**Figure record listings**
|---|

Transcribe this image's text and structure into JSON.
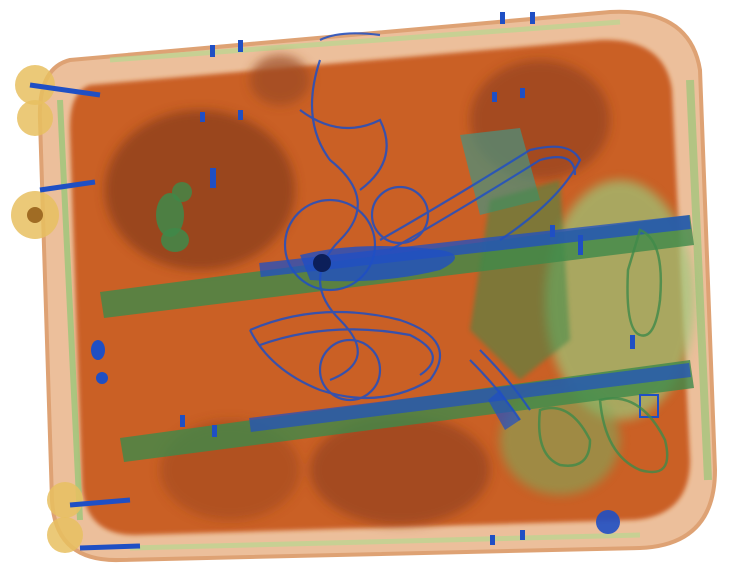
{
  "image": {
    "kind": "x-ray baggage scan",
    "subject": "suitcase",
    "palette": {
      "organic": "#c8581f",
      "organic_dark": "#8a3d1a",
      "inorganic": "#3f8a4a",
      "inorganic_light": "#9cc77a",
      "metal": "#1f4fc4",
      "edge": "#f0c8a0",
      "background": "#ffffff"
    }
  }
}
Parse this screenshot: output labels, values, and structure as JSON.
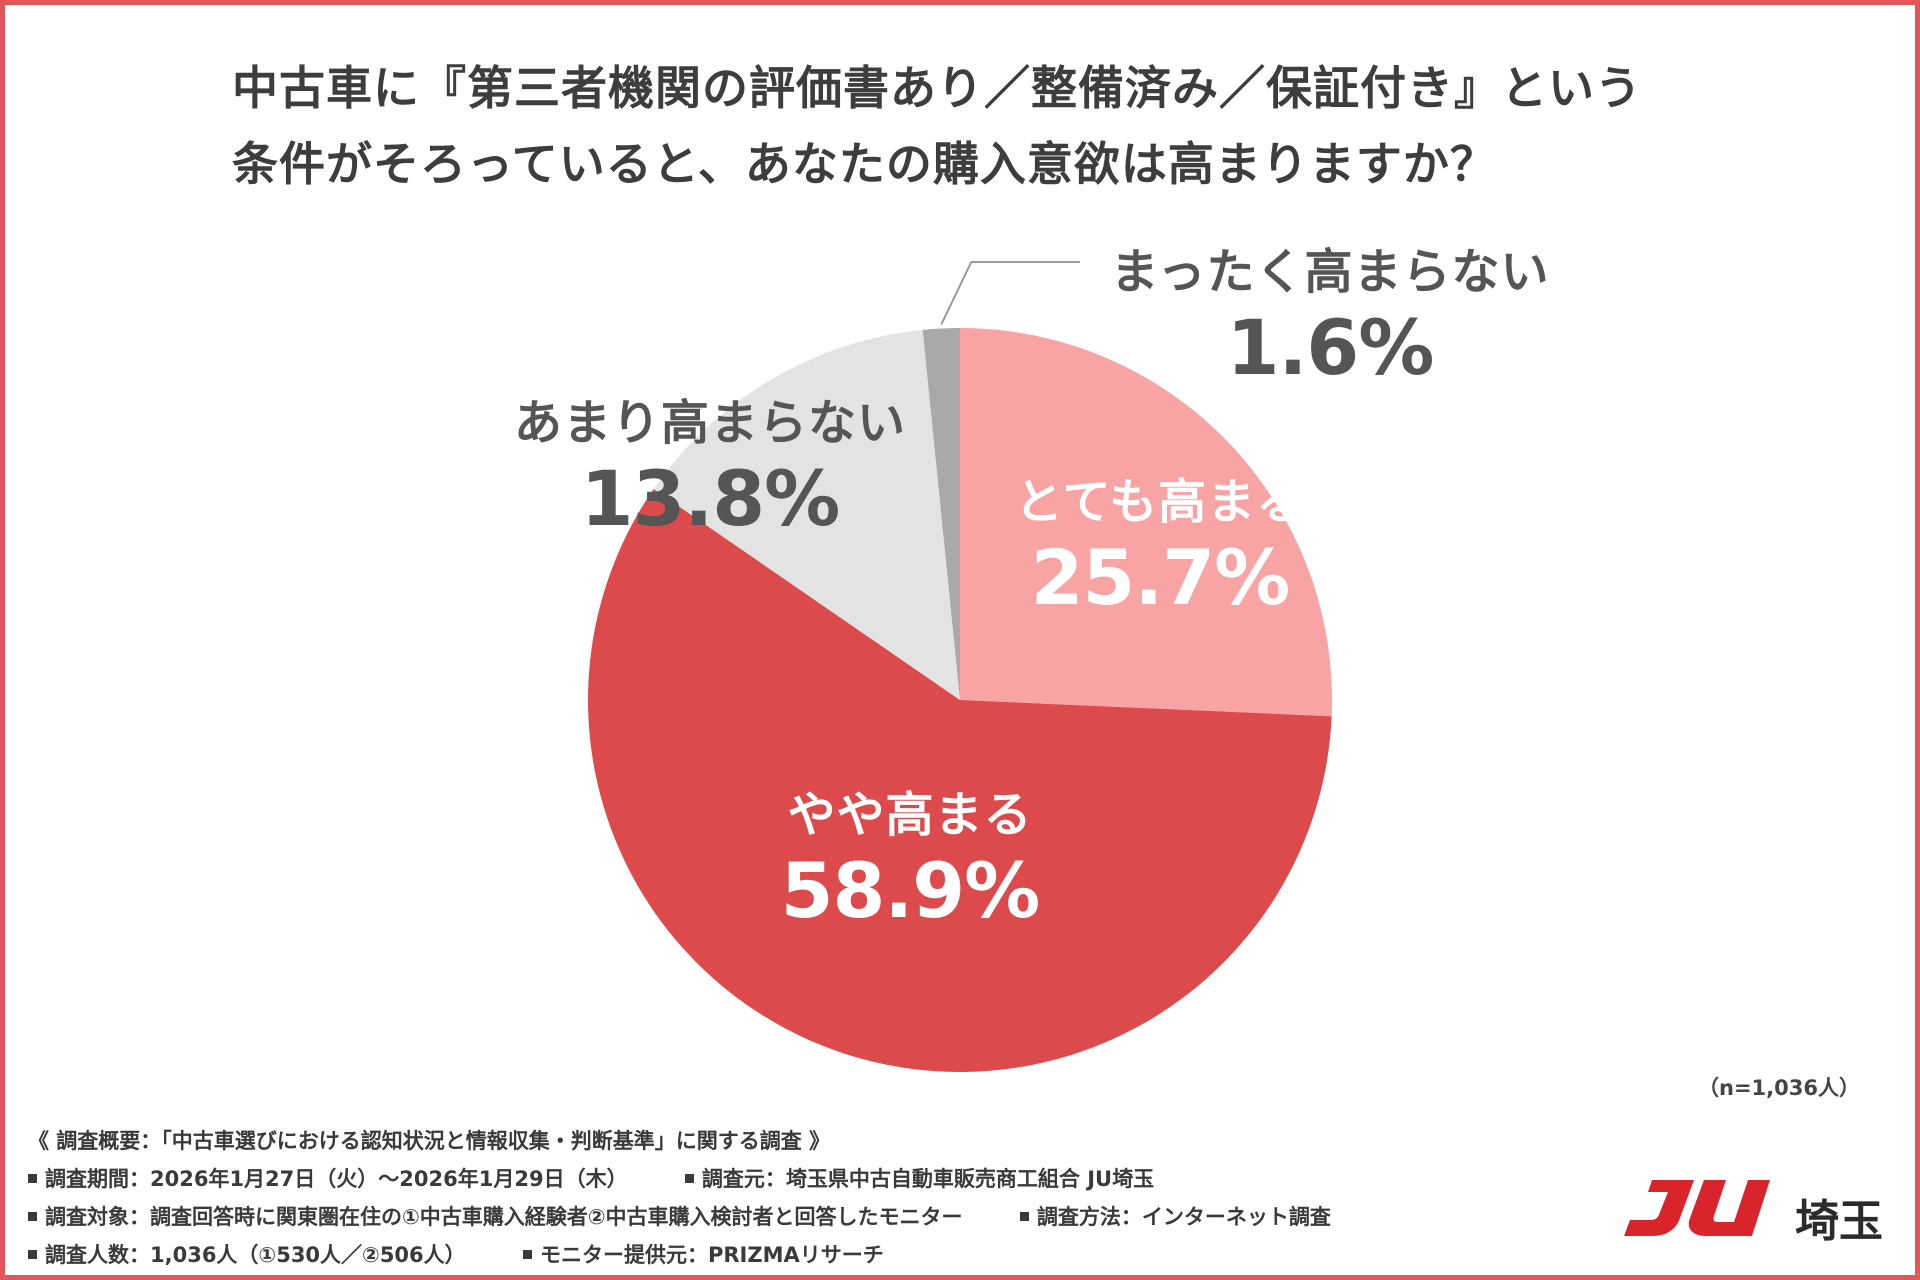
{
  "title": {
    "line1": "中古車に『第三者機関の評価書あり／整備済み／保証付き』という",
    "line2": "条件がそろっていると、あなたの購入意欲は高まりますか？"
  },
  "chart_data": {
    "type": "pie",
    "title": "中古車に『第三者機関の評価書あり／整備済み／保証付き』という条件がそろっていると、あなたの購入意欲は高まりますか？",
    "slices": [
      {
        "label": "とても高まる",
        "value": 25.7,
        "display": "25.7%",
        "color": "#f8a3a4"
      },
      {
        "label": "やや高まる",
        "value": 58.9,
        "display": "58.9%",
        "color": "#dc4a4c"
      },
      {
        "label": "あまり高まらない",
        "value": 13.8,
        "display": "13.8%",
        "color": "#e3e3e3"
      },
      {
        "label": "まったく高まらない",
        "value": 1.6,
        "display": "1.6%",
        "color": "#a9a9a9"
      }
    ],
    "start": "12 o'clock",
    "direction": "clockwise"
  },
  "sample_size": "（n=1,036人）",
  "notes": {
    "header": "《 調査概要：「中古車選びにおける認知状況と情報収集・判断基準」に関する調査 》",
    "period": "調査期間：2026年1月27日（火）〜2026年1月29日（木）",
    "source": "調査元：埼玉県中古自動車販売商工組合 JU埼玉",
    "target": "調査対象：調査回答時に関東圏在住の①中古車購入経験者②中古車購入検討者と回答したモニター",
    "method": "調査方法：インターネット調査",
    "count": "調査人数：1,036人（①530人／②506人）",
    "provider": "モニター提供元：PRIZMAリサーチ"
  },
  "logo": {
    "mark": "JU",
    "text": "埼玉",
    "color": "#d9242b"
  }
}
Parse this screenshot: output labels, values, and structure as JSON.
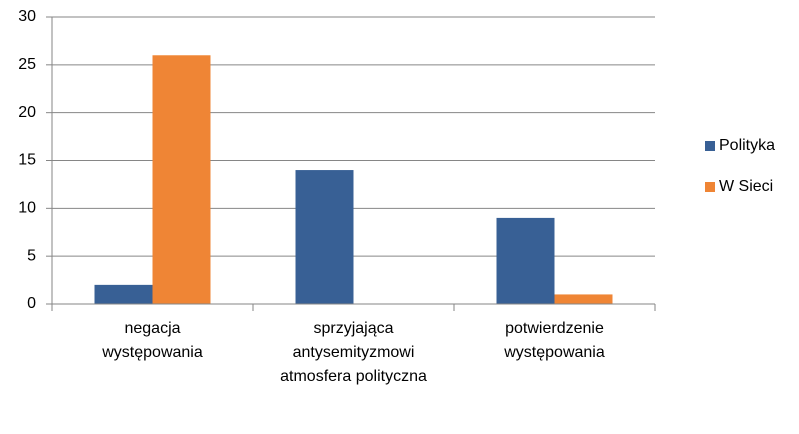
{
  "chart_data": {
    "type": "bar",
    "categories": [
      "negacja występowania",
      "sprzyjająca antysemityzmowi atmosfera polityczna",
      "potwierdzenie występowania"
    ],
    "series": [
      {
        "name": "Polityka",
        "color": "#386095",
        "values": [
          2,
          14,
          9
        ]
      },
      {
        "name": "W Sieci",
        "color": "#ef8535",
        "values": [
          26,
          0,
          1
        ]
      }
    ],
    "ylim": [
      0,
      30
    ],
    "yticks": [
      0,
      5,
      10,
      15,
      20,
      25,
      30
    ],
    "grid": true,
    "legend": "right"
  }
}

|---|

**Work to be completed**
Copy, from the material above, each line in which the string "title" occurs.

**The answer**
  "title": {
    "title": "中古車に『第三者機関の評価書あり／整備済み／保証付き』という条件がそろっていると、あなたの購入意欲は高まりますか？",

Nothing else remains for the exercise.